Format the lines starting at the one that contains "terms-text: Dengan mendaftar, Anda" and ending at the one that contains "google-icon: [127, 335, 137, 345]" as a JSON list of strings, one string per line, with blank lines left out.

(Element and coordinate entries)
## start

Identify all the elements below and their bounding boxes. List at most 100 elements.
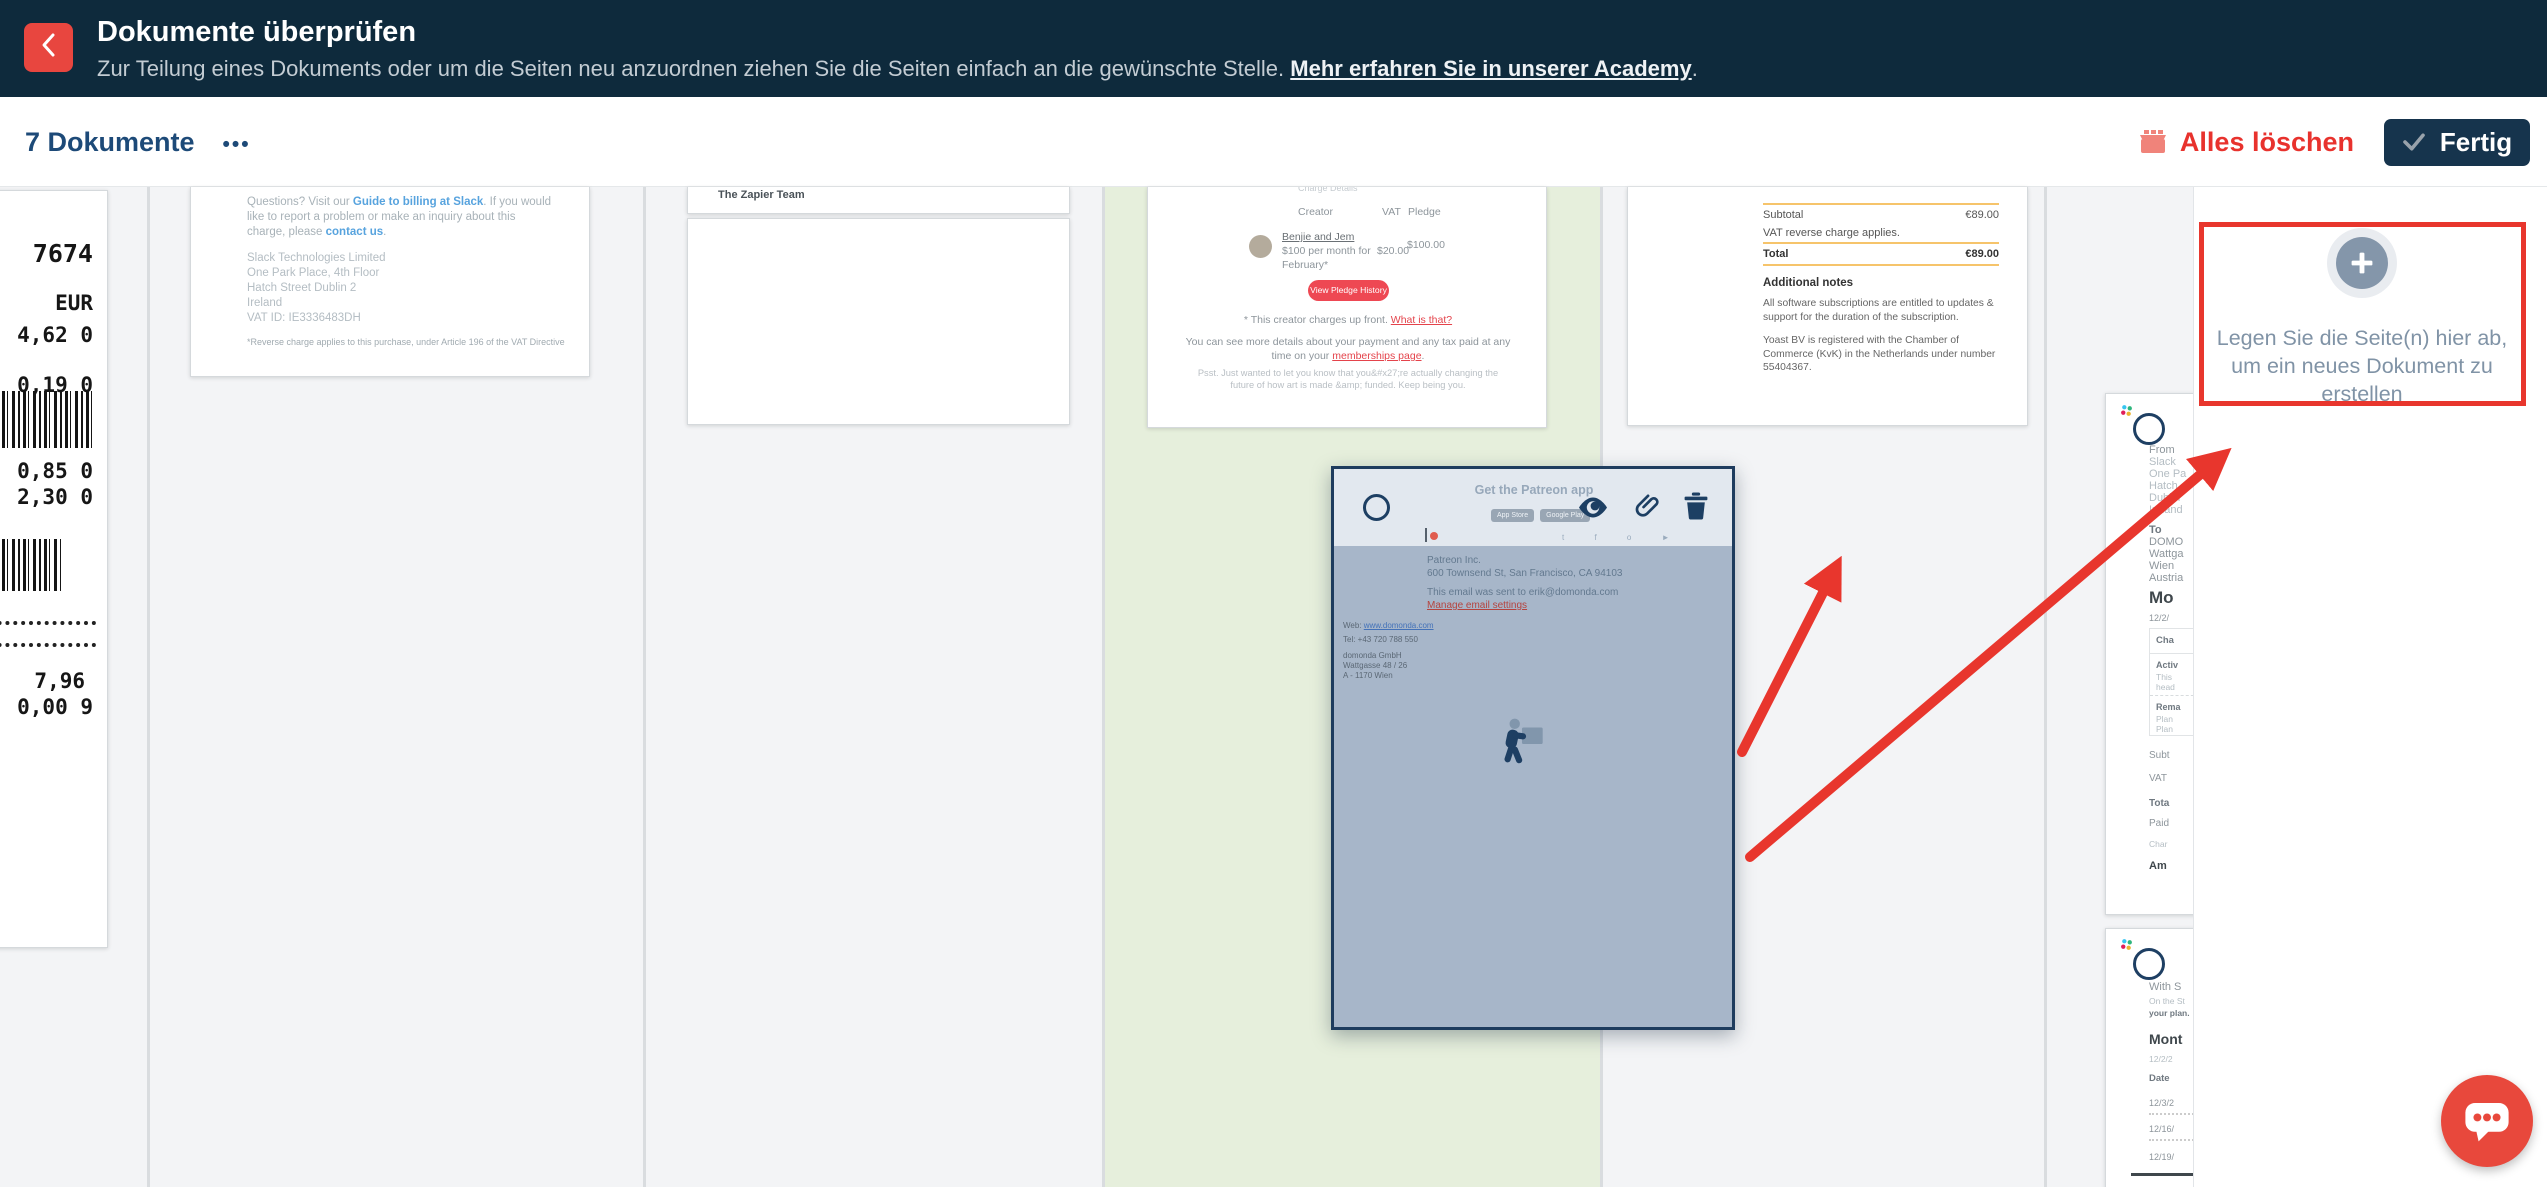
toolbar: 7 Dokumente ••• Alles löschen Fertig [0, 97, 2547, 187]
more-options-button[interactable]: ••• [223, 133, 251, 157]
slack-logo-icon [2120, 938, 2133, 956]
page-thumbnail-zapier-1[interactable]: The Zapier Team [687, 187, 1070, 214]
street-line: Wattgasse 48 / 26 [1343, 661, 1407, 671]
page-thumbnail-yoast-invoice[interactable]: Subtotal€89.00 VAT reverse charge applie… [1627, 187, 2028, 426]
notes-paragraph: Yoast BV is registered with the Chamber … [1763, 334, 2005, 375]
patreon-cut-header: Charge Details [1298, 187, 1358, 193]
column-divider [643, 187, 646, 1187]
plus-icon [2336, 237, 2388, 289]
psst-note: Psst. Just wanted to let you know that y… [1193, 368, 1503, 391]
dropzone-label: Legen Sie die Seite(n) hier ab, um ein n… [2212, 324, 2512, 408]
receipt-amount: 4,62 0 [17, 323, 93, 347]
attach-paperclip-button[interactable] [1634, 493, 1661, 525]
toolbar-left: 7 Dokumente ••• [25, 97, 251, 187]
web-line: Web: www.domonda.com [1343, 621, 1434, 631]
chevron-left-icon [37, 31, 61, 64]
page-subtitle: Zur Teilung eines Dokuments oder um die … [97, 56, 1698, 82]
column-divider [2044, 187, 2047, 1187]
document-board: 7674 EUR 4,62 0 0,19 0 0,85 0 2,30 0 7,9… [0, 187, 2547, 1187]
table-header-vat: VAT [1382, 206, 1401, 218]
red-dot-icon [1430, 532, 1438, 540]
preview-eye-button[interactable] [1577, 497, 1609, 523]
patreon-app-title: Get the Patreon app [1434, 483, 1634, 497]
subtotal-row: Subtotal€89.00 [1763, 209, 1999, 221]
what-is-that-link: What is that? [1391, 314, 1452, 326]
page-thumbnail-patreon[interactable]: Charge Details Creator VAT Pledge Benjie… [1147, 187, 1547, 428]
rule [2131, 1173, 2193, 1176]
back-button[interactable] [24, 23, 73, 72]
chat-bubble-icon [2463, 1099, 2511, 1143]
dragged-page-card[interactable]: Get the Patreon app App StoreGoogle Play… [1331, 466, 1735, 1030]
view-pledge-history-button: View Pledge History [1308, 280, 1389, 301]
academy-link[interactable]: Mehr erfahren Sie in unserer Academy [1290, 56, 1691, 81]
check-icon [2402, 133, 2426, 151]
pledge-value: $100.00 [1407, 239, 1445, 252]
social-icons-row: t f o ► [1562, 533, 1683, 542]
page-thumbnail-slack-invoice[interactable]: Questions? Visit our Guide to billing at… [190, 187, 590, 377]
invoice-questions-text: Questions? Visit our Guide to billing at… [247, 195, 555, 240]
receipt-amount: 2,30 0 [17, 485, 93, 509]
page-select-circle[interactable] [2133, 413, 2165, 445]
contact-us-link: contact us [326, 226, 384, 238]
drag-overlay [1334, 546, 1732, 1030]
rule [1763, 203, 1999, 205]
zapier-signature: The Zapier Team [718, 189, 805, 201]
delete-all-button[interactable]: Alles löschen [2138, 127, 2354, 158]
manage-email-link: Manage email settings [1427, 600, 1527, 612]
invoice-heading: Mo [2149, 592, 2174, 604]
to-label: To [2149, 524, 2162, 536]
pledge-description: February* [1282, 259, 1328, 271]
company-address: Slack Technologies Limited One Park Plac… [247, 251, 386, 326]
table-header-pledge: Pledge [1408, 206, 1441, 218]
text-cursor [1425, 528, 1427, 542]
trash-icon [2138, 129, 2168, 155]
receipt-total: 0,00 9 [17, 695, 93, 719]
org-line: domonda GmbH [1343, 651, 1402, 661]
page-select-circle[interactable] [2133, 948, 2165, 980]
column-divider [1102, 187, 1105, 1187]
patreon-address-line: 600 Townsend St, San Francisco, CA 94103 [1427, 568, 1623, 580]
vat-note-row: VAT reverse charge applies. [1763, 227, 1999, 239]
tel-line: Tel: +43 720 788 550 [1343, 635, 1418, 645]
city-line: A - 1170 Wien [1343, 671, 1393, 681]
receipt-number: 7674 [33, 239, 93, 268]
upfront-note: * This creator charges up front. What is… [1148, 314, 1547, 326]
porter-person-box-icon [1494, 717, 1552, 774]
document-review-app: Dokumente überprüfen Zur Teilung eines D… [0, 0, 2547, 1187]
creator-avatar [1249, 235, 1272, 258]
rule [2149, 1113, 2194, 1115]
page-thumbnail-receipt[interactable]: 7674 EUR 4,62 0 0,19 0 0,85 0 2,30 0 7,9… [0, 190, 108, 948]
page-select-circle[interactable] [1363, 494, 1390, 521]
new-document-dropzone[interactable]: Legen Sie die Seite(n) hier ab, um ein n… [2199, 222, 2526, 406]
receipt-amount: 0,85 0 [17, 459, 93, 483]
table-header-creator: Creator [1298, 206, 1333, 218]
receipt-currency: EUR [55, 291, 93, 315]
rule [2149, 1139, 2194, 1141]
delete-page-button[interactable] [1683, 492, 1709, 525]
details-note: You can see more details about your paym… [1183, 335, 1513, 363]
creator-name-link: Benjie and Jem [1282, 231, 1354, 243]
column-divider [147, 187, 150, 1187]
notes-paragraph: All software subscriptions are entitled … [1763, 297, 2005, 324]
domonda-link: www.domonda.com [1364, 621, 1434, 630]
dragged-page-header: Get the Patreon app App StoreGoogle Play… [1334, 469, 1732, 546]
arrow-short [1742, 567, 1836, 752]
from-label: From [2149, 444, 2175, 456]
additional-notes-title: Additional notes [1763, 277, 1999, 289]
appstore-badge: App Store [1491, 509, 1534, 522]
reverse-charge-footnote: *Reverse charge applies to this purchase… [247, 337, 565, 347]
page-thumbnail-zapier-2[interactable] [687, 218, 1070, 425]
receipt-separator [0, 643, 96, 647]
vat-value: $20.00 [1377, 245, 1409, 257]
sent-to-line: This email was sent to erik@domonda.com [1427, 587, 1618, 599]
slack-logo-icon [2120, 404, 2133, 422]
document-count-label: 7 Dokumente [25, 127, 195, 158]
rule [1763, 264, 1999, 266]
billing-guide-link: Guide to billing at Slack [353, 196, 483, 208]
header-bar: Dokumente überprüfen Zur Teilung eines D… [0, 0, 2547, 97]
total-row: Total€89.00 [1763, 248, 1999, 260]
barcode [0, 539, 61, 591]
done-button[interactable]: Fertig [2384, 119, 2530, 166]
pledge-description: $100 per month for [1282, 245, 1371, 257]
chat-widget-button[interactable] [2441, 1075, 2533, 1167]
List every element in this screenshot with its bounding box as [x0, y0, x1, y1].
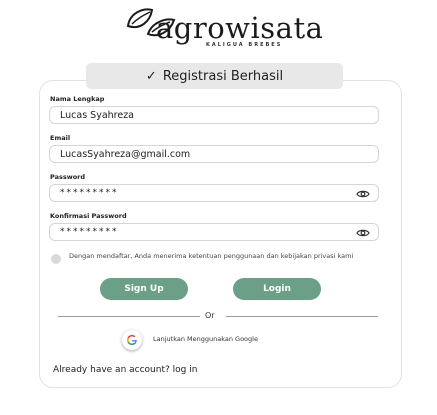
terms-text: Dengan mendaftar, Anda menerima ketentua…: [69, 252, 354, 260]
email-field[interactable]: LucasSyahreza@gmail.com: [49, 145, 379, 163]
confirm-password-value: *********: [60, 227, 119, 237]
google-label[interactable]: Lanjutkan Menggunakan Google: [153, 335, 258, 343]
google-icon: [127, 335, 137, 345]
logo-wordmark: agrowisata: [156, 11, 324, 45]
login-button[interactable]: Login: [233, 278, 321, 300]
terms-checkbox[interactable]: [51, 254, 61, 264]
password-field[interactable]: *********: [49, 184, 379, 202]
toast-message: Registrasi Berhasil: [162, 68, 284, 84]
email-value: LucasSyahreza@gmail.com: [60, 148, 191, 160]
password-label: Password: [50, 173, 86, 181]
logo-subtitle: KALIGUA BREBES: [206, 42, 283, 48]
eye-icon[interactable]: [356, 228, 370, 238]
check-icon: ✓: [145, 68, 157, 84]
login-link[interactable]: Already have an account? log in: [53, 365, 197, 375]
name-label: Nama Lengkap: [50, 95, 105, 103]
agrowisata-logo: agrowisata KALIGUA BREBES: [122, 4, 324, 48]
name-field[interactable]: Lucas Syahreza: [49, 106, 379, 124]
google-button[interactable]: [122, 330, 142, 350]
divider-left: [58, 316, 200, 317]
or-label: Or: [205, 311, 215, 320]
success-toast: ✓ Registrasi Berhasil: [86, 63, 343, 89]
eye-icon[interactable]: [356, 189, 370, 199]
divider-right: [226, 316, 378, 317]
password-value: *********: [60, 188, 119, 198]
confirm-password-field[interactable]: *********: [49, 223, 379, 241]
email-label: Email: [50, 134, 71, 142]
confirm-password-label: Konfirmasi Password: [50, 212, 127, 220]
name-value: Lucas Syahreza: [60, 109, 135, 121]
sign-up-button[interactable]: Sign Up: [100, 278, 188, 300]
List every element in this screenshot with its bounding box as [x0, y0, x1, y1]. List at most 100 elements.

## end

Solution:
[
  "terms-text: Dengan mendaftar, Anda menerima ketentua…: [69, 252, 354, 260]",
  "email-field[interactable]: LucasSyahreza@gmail.com: [49, 145, 379, 163]",
  "confirm-password-value: *********: [60, 227, 119, 237]",
  "google-label[interactable]: Lanjutkan Menggunakan Google: [153, 335, 258, 343]",
  "google-icon: [127, 335, 137, 345]"
]